[Start of Information supplied]

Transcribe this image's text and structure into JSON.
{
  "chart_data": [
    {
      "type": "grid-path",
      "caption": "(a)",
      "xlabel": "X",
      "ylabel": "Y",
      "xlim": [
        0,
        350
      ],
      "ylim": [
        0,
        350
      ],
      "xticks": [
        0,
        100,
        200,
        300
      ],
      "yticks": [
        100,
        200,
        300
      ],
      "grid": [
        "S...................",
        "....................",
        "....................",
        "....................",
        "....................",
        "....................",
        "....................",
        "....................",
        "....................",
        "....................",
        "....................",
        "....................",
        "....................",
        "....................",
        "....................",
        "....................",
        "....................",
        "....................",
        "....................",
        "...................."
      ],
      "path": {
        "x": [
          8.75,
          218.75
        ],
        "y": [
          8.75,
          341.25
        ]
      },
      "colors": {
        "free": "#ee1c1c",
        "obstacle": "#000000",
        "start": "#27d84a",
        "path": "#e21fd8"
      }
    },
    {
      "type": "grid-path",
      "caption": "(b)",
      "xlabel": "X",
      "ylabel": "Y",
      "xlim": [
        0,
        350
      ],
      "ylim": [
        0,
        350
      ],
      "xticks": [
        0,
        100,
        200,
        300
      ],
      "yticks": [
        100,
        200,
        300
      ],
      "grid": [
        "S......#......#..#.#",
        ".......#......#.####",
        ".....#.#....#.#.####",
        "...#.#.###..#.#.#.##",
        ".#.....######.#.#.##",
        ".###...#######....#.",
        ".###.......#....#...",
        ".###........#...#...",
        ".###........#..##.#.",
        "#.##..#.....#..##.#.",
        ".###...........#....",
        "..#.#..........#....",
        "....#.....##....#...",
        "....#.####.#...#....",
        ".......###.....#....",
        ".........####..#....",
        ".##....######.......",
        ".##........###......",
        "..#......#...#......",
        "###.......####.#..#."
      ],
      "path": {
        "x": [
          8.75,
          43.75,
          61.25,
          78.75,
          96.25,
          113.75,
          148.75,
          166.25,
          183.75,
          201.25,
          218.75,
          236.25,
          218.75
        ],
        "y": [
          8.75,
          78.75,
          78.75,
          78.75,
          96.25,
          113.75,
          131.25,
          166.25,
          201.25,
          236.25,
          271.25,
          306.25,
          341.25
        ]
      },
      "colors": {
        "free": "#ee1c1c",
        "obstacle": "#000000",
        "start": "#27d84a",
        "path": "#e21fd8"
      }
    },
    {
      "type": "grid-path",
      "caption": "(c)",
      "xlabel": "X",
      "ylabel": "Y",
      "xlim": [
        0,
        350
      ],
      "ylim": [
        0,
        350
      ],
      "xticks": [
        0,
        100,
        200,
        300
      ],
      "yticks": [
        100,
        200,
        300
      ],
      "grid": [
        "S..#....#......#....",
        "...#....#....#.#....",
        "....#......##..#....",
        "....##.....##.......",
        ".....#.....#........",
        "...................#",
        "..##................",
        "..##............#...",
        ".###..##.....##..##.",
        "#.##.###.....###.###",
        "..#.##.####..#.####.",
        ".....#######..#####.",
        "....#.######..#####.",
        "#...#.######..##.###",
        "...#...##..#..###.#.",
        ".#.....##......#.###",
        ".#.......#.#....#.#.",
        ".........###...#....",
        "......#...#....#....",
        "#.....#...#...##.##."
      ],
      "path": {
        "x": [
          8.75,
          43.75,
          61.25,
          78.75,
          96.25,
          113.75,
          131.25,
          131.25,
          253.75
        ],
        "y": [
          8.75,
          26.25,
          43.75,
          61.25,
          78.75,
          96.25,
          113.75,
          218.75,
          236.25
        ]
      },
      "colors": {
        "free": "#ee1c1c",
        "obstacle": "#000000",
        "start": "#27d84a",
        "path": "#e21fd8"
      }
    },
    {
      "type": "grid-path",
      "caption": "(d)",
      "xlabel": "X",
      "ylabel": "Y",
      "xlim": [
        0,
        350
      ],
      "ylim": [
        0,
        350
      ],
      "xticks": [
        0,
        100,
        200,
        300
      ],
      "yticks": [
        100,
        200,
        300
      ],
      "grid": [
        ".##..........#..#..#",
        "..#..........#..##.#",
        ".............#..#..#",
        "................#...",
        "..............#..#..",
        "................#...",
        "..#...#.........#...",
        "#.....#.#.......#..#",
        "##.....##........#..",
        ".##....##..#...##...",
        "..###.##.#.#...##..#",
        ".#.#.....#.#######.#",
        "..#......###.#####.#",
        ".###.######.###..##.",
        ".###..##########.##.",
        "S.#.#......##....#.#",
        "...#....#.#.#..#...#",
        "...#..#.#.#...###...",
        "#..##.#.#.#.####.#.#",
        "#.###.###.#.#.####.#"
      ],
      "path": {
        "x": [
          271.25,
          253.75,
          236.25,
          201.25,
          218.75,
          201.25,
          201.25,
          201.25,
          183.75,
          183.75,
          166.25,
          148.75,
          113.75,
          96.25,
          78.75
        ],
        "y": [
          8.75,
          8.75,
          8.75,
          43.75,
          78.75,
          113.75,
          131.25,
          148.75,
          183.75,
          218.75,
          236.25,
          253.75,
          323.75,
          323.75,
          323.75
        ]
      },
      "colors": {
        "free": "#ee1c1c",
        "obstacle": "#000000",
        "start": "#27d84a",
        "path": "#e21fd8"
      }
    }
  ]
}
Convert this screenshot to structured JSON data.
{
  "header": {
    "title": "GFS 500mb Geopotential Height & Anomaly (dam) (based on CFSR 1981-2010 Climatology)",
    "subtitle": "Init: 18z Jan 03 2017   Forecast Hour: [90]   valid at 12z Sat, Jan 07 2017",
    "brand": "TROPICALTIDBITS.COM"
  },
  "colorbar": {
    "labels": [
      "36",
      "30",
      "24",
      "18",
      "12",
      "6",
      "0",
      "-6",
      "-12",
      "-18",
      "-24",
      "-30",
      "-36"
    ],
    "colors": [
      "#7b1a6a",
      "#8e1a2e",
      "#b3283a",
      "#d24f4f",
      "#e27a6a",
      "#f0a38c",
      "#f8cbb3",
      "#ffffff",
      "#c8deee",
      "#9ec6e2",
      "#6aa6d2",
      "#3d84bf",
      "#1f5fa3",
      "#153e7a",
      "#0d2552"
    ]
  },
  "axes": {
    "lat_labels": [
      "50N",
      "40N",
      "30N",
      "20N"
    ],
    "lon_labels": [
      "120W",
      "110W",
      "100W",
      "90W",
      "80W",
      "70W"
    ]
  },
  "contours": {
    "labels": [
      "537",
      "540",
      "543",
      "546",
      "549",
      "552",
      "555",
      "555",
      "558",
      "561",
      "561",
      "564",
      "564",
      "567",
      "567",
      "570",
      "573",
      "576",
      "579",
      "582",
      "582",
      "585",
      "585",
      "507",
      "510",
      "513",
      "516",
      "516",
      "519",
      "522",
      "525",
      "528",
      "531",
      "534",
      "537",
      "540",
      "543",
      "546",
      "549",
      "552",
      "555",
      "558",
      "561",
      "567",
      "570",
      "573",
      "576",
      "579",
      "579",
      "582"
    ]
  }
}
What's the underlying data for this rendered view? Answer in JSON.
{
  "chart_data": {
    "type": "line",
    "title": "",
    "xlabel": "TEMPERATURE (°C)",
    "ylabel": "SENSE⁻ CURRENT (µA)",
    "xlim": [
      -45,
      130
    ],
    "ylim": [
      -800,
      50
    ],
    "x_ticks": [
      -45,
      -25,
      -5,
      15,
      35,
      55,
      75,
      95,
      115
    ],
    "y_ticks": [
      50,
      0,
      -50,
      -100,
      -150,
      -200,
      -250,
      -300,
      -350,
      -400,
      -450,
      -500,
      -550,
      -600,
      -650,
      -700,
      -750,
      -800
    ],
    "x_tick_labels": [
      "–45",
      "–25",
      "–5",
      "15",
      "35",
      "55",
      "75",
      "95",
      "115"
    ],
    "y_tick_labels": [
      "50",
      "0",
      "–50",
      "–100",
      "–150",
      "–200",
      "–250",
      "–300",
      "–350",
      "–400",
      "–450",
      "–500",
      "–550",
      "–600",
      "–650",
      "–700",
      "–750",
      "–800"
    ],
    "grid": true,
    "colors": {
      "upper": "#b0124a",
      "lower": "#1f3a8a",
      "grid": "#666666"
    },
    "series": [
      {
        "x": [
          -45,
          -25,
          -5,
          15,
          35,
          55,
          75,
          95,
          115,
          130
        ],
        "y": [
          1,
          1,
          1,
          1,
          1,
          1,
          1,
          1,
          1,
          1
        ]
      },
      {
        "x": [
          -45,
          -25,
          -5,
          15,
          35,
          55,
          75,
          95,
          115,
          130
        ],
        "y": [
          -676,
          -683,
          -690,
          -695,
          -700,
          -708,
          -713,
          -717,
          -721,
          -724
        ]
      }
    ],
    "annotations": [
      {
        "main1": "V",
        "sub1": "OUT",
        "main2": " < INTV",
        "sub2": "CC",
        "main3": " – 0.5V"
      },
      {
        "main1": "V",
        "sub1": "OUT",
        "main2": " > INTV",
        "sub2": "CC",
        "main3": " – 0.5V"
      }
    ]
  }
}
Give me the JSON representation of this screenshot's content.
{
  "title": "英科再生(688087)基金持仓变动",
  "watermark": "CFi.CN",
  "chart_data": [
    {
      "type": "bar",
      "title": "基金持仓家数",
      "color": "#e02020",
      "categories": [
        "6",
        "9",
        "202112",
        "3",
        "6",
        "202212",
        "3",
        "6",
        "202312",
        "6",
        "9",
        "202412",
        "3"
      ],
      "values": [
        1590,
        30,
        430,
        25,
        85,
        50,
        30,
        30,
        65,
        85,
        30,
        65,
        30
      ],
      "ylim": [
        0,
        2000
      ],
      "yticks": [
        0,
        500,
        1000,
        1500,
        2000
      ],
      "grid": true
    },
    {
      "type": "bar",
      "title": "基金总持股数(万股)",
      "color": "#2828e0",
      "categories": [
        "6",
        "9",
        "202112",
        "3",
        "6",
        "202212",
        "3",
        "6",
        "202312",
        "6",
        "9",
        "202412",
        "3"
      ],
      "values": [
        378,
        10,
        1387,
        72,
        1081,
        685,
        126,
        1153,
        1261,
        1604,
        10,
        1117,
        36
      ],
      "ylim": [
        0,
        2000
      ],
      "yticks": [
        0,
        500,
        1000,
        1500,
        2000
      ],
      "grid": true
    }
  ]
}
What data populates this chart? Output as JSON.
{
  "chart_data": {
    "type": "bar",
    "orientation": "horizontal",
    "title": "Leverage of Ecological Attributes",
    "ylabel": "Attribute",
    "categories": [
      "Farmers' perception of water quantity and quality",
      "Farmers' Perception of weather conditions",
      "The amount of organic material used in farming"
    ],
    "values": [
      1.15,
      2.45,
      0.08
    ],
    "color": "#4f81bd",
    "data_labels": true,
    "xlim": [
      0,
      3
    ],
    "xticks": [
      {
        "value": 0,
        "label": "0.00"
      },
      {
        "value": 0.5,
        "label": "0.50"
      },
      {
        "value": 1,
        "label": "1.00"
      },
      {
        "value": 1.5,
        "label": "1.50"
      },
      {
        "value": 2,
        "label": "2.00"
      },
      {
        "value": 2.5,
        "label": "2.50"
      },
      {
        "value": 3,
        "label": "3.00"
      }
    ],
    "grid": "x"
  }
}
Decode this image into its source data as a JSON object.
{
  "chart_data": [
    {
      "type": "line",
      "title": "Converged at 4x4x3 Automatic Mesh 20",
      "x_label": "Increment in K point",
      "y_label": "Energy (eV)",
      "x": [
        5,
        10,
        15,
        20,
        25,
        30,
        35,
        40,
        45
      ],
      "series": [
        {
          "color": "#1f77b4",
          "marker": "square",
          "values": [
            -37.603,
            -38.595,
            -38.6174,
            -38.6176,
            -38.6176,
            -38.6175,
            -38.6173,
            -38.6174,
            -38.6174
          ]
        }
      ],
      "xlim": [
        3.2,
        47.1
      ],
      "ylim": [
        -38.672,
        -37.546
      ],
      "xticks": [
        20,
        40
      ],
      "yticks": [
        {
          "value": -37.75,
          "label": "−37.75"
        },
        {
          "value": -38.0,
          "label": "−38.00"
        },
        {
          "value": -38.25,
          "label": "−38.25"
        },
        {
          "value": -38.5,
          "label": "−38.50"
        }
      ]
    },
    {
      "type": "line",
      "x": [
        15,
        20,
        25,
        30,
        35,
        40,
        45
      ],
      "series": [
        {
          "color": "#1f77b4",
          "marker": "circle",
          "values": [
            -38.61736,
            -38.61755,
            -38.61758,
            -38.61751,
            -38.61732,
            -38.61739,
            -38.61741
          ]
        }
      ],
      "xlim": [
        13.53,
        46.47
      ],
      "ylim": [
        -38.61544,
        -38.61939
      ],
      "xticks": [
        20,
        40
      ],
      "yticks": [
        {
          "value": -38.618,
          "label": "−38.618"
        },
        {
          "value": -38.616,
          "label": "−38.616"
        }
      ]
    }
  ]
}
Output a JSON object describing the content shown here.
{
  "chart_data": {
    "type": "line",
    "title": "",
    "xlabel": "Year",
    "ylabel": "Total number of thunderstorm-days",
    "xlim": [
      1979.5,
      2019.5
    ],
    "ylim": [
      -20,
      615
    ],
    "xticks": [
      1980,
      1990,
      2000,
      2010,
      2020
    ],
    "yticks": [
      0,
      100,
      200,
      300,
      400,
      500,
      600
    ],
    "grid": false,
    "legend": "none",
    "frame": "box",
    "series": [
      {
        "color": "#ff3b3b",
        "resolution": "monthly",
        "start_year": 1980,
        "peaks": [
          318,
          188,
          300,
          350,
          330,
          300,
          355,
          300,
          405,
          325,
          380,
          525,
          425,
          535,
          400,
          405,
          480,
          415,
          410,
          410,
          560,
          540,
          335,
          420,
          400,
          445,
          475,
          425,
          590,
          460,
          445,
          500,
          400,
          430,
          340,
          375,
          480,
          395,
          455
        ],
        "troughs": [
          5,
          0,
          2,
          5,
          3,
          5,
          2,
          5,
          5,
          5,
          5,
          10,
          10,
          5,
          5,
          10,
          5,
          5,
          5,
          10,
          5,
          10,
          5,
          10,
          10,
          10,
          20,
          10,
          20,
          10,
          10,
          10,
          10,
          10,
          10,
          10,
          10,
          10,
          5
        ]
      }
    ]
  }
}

[End of Information supplied]

Work to be completed: Say how many lines in this material hold "image", and say nothing else.

Answer to this exercise: 2